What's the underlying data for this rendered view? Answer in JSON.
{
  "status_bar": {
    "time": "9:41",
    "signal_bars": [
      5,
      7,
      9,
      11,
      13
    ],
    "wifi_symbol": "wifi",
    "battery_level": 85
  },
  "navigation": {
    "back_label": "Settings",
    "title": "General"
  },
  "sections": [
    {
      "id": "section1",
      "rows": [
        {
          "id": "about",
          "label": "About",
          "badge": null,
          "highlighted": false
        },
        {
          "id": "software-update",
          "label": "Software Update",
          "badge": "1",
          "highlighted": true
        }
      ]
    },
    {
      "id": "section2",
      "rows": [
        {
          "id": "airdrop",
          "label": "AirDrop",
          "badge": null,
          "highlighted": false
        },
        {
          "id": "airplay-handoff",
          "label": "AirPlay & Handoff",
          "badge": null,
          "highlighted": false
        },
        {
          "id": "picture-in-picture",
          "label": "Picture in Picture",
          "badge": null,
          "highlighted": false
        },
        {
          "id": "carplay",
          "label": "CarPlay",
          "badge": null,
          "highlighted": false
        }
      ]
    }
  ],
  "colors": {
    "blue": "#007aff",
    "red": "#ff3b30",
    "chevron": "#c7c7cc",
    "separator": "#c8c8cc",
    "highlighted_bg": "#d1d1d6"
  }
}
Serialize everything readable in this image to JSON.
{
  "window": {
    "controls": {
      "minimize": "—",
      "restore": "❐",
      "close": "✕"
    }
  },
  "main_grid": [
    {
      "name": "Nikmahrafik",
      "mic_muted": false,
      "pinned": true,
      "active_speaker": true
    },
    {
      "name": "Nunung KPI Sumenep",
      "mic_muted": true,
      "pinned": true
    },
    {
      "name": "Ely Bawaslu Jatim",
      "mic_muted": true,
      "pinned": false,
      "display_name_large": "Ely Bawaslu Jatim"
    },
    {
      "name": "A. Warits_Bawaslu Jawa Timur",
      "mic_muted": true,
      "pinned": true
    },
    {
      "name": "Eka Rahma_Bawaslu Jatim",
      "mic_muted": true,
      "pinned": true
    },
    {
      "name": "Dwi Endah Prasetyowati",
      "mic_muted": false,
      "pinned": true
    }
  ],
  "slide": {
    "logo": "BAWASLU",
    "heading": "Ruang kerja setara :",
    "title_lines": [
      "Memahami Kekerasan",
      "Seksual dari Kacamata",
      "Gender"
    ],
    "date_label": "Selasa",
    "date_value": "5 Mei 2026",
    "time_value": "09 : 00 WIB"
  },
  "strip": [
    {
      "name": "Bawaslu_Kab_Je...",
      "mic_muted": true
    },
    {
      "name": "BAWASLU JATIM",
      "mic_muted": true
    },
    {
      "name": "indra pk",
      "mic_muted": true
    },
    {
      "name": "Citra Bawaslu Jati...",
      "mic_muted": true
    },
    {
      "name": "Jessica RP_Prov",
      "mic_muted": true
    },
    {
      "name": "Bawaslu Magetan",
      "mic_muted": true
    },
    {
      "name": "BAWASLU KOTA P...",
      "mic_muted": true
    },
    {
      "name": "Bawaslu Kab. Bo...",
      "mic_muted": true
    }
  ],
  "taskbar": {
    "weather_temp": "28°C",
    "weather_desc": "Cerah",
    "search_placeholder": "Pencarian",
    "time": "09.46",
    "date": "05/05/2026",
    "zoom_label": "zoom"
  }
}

_ _ _

Here, the records must be output exactly and in full.

What's the underlying data for this rendered view? Answer in JSON.
{
  "status_bar": {
    "time": "9:41",
    "signal_bars": [
      5,
      7,
      9,
      11,
      13
    ],
    "wifi_symbol": "wifi",
    "battery_level": 85
  },
  "navigation": {
    "back_label": "Settings",
    "title": "General"
  },
  "sections": [
    {
      "id": "section1",
      "rows": [
        {
          "id": "about",
          "label": "About",
          "badge": null,
          "highlighted": false
        },
        {
          "id": "software-update",
          "label": "Software Update",
          "badge": "1",
          "highlighted": true
        }
      ]
    },
    {
      "id": "section2",
      "rows": [
        {
          "id": "airdrop",
          "label": "AirDrop",
          "badge": null,
          "highlighted": false
        },
        {
          "id": "airplay-handoff",
          "label": "AirPlay & Handoff",
          "badge": null,
          "highlighted": false
        },
        {
          "id": "picture-in-picture",
          "label": "Picture in Picture",
          "badge": null,
          "highlighted": false
        },
        {
          "id": "carplay",
          "label": "CarPlay",
          "badge": null,
          "highlighted": false
        }
      ]
    }
  ],
  "colors": {
    "blue": "#007aff",
    "red": "#ff3b30",
    "chevron": "#c7c7cc",
    "separator": "#c8c8cc",
    "highlighted_bg": "#d1d1d6"
  }
}
Serialize everything readable in this image to JSON.
{
  "window": {
    "controls": {
      "minimize": "—",
      "restore": "❐",
      "close": "✕"
    }
  },
  "main_grid": [
    {
      "name": "Nikmahrafik",
      "mic_muted": false,
      "pinned": true,
      "active_speaker": true
    },
    {
      "name": "Nunung KPI Sumenep",
      "mic_muted": true,
      "pinned": true
    },
    {
      "name": "Ely Bawaslu Jatim",
      "mic_muted": true,
      "pinned": false,
      "display_name_large": "Ely Bawaslu Jatim"
    },
    {
      "name": "A. Warits_Bawaslu Jawa Timur",
      "mic_muted": true,
      "pinned": true
    },
    {
      "name": "Eka Rahma_Bawaslu Jatim",
      "mic_muted": true,
      "pinned": true
    },
    {
      "name": "Dwi Endah Prasetyowati",
      "mic_muted": false,
      "pinned": true
    }
  ],
  "slide": {
    "logo": "BAWASLU",
    "heading": "Ruang kerja setara :",
    "title_lines": [
      "Memahami Kekerasan",
      "Seksual dari Kacamata",
      "Gender"
    ],
    "date_label": "Selasa",
    "date_value": "5 Mei 2026",
    "time_value": "09 : 00 WIB"
  },
  "strip": [
    {
      "name": "Bawaslu_Kab_Je...",
      "mic_muted": true
    },
    {
      "name": "BAWASLU JATIM",
      "mic_muted": true
    },
    {
      "name": "indra pk",
      "mic_muted": true
    },
    {
      "name": "Citra Bawaslu Jati...",
      "mic_muted": true
    },
    {
      "name": "Jessica RP_Prov",
      "mic_muted": true
    },
    {
      "name": "Bawaslu Magetan",
      "mic_muted": true
    },
    {
      "name": "BAWASLU KOTA P...",
      "mic_muted": true
    },
    {
      "name": "Bawaslu Kab. Bo...",
      "mic_muted": true
    }
  ],
  "taskbar": {
    "weather_temp": "28°C",
    "weather_desc": "Cerah",
    "search_placeholder": "Pencarian",
    "time": "09.46",
    "date": "05/05/2026",
    "zoom_label": "zoom"
  }
}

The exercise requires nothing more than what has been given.